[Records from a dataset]

[Begin]

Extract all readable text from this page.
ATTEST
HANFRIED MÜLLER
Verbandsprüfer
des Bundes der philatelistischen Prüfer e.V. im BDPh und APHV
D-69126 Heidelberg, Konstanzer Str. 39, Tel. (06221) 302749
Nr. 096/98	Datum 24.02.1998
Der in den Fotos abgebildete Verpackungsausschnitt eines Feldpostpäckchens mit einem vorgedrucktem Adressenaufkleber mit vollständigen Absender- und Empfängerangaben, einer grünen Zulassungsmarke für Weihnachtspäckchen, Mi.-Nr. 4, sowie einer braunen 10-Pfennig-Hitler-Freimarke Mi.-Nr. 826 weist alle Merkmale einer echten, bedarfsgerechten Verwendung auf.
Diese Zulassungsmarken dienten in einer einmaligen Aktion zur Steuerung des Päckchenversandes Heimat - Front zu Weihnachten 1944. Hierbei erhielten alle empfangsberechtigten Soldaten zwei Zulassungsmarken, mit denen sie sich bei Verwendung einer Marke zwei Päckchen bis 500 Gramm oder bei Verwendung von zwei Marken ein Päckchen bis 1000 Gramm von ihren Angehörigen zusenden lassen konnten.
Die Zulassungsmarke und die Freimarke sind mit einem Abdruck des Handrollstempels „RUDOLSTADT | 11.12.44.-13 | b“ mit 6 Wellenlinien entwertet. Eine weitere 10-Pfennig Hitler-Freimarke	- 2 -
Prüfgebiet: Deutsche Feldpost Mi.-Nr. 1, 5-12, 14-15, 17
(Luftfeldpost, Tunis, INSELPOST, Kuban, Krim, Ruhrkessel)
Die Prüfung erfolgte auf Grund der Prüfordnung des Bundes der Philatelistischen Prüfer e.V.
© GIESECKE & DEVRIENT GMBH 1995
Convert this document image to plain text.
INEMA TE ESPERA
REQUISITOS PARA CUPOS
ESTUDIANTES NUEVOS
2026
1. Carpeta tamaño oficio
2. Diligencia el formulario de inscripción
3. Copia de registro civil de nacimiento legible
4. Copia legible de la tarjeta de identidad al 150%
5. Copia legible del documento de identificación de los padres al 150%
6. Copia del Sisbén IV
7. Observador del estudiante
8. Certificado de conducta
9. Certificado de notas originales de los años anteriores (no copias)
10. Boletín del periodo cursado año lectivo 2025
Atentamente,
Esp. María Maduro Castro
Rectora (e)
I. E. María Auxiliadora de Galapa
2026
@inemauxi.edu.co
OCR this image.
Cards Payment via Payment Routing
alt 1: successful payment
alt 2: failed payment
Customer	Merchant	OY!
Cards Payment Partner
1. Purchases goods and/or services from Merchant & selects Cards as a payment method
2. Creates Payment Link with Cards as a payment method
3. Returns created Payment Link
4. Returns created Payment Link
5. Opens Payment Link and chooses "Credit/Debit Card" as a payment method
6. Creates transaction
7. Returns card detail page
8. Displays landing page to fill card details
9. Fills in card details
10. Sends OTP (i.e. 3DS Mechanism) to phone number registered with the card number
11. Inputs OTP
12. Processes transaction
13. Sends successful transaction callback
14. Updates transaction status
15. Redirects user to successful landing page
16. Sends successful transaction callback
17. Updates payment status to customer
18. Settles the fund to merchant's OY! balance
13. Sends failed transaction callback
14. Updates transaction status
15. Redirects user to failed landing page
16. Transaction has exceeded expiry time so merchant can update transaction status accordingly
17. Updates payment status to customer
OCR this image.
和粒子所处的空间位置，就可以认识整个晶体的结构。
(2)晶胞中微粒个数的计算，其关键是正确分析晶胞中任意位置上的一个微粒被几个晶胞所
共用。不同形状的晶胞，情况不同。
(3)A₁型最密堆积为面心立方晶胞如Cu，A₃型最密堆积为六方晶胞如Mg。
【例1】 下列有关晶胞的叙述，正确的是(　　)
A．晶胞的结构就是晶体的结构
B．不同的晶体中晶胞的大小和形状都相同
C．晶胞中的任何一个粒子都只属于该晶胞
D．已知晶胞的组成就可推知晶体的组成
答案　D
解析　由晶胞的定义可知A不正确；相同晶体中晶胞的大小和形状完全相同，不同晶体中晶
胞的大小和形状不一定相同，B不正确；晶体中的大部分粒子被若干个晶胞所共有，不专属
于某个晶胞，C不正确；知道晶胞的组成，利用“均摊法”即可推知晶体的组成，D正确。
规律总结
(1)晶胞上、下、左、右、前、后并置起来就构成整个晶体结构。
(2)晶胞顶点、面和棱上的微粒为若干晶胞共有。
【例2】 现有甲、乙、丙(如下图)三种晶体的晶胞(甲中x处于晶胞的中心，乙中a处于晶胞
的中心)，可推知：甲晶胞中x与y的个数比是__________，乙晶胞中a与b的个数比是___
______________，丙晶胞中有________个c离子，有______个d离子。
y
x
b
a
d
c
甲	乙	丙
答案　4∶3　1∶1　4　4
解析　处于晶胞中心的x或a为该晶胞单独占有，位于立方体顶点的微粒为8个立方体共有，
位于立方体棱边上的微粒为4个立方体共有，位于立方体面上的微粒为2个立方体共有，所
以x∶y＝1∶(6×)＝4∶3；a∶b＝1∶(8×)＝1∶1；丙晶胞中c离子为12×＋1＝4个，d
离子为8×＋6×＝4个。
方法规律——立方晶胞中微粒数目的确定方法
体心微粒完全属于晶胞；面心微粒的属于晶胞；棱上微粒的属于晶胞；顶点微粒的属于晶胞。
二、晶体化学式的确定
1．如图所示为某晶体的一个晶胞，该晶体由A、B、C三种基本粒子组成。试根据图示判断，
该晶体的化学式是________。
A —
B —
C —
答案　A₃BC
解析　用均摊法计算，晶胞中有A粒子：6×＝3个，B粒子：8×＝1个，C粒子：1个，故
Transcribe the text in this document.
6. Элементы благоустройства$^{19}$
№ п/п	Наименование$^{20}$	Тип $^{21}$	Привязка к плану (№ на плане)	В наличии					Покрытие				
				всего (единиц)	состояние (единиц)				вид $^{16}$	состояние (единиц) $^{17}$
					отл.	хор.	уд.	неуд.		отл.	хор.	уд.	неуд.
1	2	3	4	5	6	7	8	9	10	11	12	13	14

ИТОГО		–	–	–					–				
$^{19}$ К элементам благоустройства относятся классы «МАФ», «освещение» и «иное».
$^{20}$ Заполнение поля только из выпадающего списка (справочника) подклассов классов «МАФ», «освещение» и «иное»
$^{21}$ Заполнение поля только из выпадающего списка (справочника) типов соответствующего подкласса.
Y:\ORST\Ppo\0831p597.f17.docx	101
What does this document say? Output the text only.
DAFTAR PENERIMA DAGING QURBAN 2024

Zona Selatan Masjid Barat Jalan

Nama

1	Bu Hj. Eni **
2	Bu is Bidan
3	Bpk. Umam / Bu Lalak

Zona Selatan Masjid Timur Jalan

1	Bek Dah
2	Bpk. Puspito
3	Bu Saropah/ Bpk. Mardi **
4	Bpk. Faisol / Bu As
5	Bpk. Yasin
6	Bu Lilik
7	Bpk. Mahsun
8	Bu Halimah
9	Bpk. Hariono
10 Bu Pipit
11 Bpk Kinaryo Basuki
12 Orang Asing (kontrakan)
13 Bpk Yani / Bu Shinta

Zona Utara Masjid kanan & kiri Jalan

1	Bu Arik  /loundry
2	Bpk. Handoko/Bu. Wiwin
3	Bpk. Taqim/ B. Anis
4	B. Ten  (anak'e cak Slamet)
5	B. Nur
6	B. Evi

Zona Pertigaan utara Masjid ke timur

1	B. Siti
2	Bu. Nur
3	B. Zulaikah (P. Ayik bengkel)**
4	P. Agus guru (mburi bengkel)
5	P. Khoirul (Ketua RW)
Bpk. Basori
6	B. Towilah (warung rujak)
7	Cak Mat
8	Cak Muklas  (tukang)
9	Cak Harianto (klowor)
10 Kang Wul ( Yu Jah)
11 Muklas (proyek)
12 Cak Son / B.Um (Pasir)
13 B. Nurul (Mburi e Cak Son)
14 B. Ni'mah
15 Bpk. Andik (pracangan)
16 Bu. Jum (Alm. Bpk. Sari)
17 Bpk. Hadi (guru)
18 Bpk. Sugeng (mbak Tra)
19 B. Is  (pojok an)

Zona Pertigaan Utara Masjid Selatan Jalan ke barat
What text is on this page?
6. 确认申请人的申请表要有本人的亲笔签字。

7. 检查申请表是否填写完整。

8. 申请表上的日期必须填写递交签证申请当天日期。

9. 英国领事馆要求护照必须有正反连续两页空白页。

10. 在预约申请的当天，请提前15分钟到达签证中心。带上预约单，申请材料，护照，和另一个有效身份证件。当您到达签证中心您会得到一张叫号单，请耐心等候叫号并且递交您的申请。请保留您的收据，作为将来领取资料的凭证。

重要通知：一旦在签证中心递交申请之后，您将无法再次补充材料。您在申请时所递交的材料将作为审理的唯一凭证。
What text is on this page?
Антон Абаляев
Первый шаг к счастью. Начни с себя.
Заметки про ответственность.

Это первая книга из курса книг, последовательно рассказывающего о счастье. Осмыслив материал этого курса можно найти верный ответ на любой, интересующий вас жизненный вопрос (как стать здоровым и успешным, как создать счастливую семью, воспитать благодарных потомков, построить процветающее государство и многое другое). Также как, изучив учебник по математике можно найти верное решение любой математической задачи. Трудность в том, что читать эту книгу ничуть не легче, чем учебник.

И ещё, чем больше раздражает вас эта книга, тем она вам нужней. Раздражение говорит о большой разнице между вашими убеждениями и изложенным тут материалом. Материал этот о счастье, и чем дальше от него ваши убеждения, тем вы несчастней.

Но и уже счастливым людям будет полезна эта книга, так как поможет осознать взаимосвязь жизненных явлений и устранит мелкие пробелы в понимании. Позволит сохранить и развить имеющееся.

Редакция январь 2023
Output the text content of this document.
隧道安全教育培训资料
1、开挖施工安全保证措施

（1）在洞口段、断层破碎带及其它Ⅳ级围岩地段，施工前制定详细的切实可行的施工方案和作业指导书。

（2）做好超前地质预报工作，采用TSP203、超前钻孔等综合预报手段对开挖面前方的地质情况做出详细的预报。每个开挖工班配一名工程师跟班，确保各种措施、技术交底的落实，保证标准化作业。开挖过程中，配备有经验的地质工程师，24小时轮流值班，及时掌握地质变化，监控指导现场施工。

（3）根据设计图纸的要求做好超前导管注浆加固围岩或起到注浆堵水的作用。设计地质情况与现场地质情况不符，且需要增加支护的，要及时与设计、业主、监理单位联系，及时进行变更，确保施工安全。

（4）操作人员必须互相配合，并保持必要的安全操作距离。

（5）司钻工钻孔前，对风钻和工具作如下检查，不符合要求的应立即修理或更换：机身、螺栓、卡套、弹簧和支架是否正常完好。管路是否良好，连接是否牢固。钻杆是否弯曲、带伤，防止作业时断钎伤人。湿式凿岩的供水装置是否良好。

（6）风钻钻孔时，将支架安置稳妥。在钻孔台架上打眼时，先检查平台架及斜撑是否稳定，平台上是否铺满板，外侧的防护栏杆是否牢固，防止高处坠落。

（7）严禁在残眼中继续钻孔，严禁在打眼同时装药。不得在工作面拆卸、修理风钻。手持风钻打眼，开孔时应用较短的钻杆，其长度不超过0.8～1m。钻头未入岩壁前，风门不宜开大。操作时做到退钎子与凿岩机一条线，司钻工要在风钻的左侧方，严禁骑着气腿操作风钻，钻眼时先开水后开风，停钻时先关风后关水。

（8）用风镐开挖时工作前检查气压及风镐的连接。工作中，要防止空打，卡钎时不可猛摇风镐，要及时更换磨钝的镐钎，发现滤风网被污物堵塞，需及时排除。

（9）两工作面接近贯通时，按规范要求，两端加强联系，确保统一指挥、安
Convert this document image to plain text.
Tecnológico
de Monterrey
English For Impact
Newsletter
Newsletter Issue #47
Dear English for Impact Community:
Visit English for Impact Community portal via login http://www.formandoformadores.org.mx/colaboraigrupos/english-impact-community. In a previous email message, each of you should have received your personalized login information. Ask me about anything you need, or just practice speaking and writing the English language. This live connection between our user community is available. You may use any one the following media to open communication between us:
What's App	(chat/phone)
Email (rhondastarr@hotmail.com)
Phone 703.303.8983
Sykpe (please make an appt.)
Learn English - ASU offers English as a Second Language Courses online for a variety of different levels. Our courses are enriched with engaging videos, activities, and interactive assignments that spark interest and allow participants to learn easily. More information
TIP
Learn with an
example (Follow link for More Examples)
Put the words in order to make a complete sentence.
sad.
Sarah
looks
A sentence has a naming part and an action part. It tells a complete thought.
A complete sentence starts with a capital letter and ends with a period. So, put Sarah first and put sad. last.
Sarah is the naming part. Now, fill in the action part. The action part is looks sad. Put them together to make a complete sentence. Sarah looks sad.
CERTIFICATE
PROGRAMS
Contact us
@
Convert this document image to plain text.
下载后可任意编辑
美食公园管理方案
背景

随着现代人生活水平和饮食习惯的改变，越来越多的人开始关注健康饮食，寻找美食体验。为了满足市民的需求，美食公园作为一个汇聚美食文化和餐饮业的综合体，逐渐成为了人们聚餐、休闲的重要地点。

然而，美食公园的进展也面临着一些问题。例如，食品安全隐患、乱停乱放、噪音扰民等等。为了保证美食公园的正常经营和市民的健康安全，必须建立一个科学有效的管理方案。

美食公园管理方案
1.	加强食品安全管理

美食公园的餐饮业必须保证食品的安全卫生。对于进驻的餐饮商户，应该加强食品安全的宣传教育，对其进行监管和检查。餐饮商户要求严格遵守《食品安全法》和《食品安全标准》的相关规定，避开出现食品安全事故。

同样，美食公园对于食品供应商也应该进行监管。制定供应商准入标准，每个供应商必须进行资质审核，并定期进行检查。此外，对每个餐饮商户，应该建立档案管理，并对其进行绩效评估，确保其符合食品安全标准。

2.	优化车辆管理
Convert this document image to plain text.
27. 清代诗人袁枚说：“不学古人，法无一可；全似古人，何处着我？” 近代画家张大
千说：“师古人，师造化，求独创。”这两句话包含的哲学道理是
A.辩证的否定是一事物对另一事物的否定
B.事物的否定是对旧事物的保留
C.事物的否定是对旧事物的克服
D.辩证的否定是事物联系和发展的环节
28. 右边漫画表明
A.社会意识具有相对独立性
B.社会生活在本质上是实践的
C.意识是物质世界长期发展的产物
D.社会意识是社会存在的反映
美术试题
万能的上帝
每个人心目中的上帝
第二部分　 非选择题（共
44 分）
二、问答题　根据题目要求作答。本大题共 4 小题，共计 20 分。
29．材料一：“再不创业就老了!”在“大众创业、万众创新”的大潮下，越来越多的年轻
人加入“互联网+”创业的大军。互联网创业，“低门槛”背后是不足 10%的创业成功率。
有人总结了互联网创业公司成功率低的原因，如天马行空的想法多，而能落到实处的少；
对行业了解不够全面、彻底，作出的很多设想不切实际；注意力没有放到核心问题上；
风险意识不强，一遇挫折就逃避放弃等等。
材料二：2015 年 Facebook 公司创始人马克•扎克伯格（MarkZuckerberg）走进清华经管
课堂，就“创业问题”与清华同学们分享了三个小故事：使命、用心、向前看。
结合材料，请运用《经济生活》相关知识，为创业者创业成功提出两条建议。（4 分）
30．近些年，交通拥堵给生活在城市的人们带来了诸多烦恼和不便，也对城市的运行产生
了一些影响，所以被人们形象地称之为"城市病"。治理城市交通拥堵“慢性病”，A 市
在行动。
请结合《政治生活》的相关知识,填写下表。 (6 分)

[End]

GOAL => Filter the records for lines holding the string "Заполнение". Copy each one.

SOLUTION TO THE EXERCISE =>
$^{20}$ Заполнение поля только из выпадающего списка (справочника) подклассов классов «МАФ», «освещение» и «иное»
$^{21}$ Заполнение поля только из выпадающего списка (справочника) типов соответствующего подкласса.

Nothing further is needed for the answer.